* Exercise description *
Lines holding the string "Cotton" are the ones to copy; find them all in the data.

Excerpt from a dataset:
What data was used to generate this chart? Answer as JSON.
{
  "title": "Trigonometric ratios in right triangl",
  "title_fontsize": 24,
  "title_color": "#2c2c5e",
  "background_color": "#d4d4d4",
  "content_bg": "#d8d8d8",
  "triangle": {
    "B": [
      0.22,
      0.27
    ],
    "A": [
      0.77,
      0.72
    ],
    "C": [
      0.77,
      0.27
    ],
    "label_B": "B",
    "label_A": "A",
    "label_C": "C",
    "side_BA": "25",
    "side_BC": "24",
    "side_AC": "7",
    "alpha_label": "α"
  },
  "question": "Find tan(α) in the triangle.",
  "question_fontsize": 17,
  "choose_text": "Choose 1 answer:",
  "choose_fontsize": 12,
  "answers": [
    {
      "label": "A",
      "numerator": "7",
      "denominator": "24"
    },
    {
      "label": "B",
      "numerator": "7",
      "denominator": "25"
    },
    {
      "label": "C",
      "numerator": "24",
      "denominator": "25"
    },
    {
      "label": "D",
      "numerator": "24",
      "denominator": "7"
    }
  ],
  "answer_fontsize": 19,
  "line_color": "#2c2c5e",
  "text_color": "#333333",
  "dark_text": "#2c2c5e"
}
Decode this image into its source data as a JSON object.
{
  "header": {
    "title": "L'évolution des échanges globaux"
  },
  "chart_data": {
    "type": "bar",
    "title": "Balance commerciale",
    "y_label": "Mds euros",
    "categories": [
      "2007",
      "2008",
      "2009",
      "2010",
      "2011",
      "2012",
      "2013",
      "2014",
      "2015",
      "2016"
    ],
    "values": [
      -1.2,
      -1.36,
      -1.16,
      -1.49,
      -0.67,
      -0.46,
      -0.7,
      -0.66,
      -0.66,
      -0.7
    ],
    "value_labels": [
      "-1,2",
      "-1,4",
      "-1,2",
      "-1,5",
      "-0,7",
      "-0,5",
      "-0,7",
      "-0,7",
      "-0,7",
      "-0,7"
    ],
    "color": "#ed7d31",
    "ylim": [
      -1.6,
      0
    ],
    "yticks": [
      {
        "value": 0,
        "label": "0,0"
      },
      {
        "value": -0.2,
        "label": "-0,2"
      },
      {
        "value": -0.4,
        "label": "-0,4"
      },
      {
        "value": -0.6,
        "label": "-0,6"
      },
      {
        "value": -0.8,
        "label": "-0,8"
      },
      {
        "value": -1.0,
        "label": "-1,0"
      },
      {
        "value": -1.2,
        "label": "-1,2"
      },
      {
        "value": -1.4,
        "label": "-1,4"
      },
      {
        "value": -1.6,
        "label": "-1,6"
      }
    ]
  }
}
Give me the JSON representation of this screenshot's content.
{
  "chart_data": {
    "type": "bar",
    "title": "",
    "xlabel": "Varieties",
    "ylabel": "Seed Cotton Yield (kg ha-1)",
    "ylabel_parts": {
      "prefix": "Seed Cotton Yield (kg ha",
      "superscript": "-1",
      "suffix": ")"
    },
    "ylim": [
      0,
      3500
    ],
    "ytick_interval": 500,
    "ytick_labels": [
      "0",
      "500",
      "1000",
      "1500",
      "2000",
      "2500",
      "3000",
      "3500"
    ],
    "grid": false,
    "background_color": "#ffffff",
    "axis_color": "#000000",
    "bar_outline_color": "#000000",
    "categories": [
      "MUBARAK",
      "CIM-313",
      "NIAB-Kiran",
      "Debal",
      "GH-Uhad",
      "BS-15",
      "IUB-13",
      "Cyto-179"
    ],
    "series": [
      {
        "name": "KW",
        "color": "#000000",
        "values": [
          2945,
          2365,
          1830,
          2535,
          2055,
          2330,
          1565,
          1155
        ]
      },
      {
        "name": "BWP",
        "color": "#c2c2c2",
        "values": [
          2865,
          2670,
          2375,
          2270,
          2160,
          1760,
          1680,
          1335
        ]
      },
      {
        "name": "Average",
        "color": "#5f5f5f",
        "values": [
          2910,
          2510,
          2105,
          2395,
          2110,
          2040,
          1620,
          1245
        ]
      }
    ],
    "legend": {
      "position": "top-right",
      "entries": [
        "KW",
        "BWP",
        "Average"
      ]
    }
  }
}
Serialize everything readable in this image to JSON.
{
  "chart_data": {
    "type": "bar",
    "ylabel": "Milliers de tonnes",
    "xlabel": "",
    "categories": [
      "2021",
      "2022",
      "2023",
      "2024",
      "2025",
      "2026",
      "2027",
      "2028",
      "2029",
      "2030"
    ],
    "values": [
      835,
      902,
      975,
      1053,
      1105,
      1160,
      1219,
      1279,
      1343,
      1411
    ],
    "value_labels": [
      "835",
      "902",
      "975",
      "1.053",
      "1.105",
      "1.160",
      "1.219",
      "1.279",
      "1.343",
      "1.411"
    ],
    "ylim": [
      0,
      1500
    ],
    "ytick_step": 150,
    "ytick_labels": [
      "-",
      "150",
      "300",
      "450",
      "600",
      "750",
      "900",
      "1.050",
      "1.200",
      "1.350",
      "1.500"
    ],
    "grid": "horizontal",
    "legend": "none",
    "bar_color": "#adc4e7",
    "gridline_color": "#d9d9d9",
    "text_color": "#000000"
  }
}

* In response *
    "ylabel": "Seed Cotton Yield (kg ha-1)",
      "prefix": "Seed Cotton Yield (kg ha",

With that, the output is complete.